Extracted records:
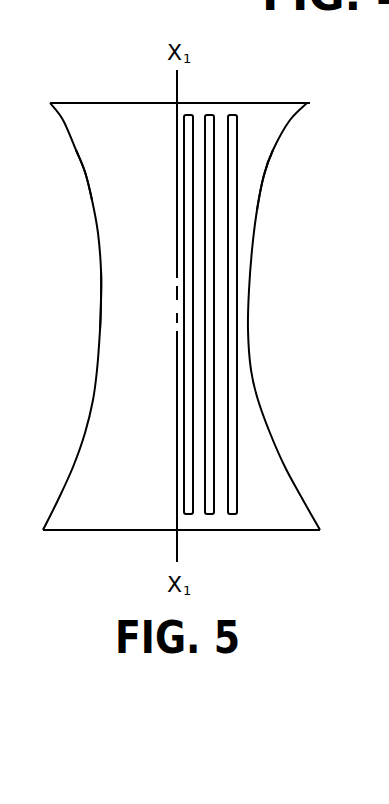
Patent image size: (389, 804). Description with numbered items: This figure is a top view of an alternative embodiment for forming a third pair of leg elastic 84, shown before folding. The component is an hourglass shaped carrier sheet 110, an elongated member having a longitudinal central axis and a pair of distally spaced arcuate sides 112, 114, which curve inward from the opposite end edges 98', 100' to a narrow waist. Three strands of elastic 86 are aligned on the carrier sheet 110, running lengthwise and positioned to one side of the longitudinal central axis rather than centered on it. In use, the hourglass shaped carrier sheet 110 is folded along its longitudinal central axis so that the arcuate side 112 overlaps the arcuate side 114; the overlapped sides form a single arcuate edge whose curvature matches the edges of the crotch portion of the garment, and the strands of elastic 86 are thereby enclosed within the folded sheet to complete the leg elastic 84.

The third pair of leg elastic 84 is at (113, 64).
The strands of elastic 86 is at (191, 382).
The first end edge 98' is at (279, 80).
The second end edge 100' is at (277, 551).
The hourglass shaped carrier sheet 110 is at (112, 172).
The arcuate side 112 is at (100, 303).
The arcuate side 114 is at (264, 175).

* **Short problem**
Pull out each line of the rows above that contains the word "arcuate". Letter case counts.

* **Correct result**
Patent image size: (389, 804). Description with numbered items: This figure is a top view of an alternative embodiment for forming a third pair of leg elastic 84, shown before folding. The component is an hourglass shaped carrier sheet 110, an elongated member having a longitudinal central axis and a pair of distally spaced arcuate sides 112, 114, which curve inward from the opposite end edges 98', 100' to a narrow waist. Three strands of elastic 86 are aligned on the carrier sheet 110, running lengthwise and positioned to one side of the longitudinal central axis rather than centered on it. In use, the hourglass shaped carrier sheet 110 is folded along its longitudinal central axis so that the arcuate side 112 overlaps the arcuate side 114; the overlapped sides form a single arcuate edge whose curvature matches the edges of the crotch portion of the garment, and the strands of elastic 86 are thereby enclosed within the folded sheet to complete the leg elastic 84.
The arcuate side 112 is at (100, 303).
The arcuate side 114 is at (264, 175).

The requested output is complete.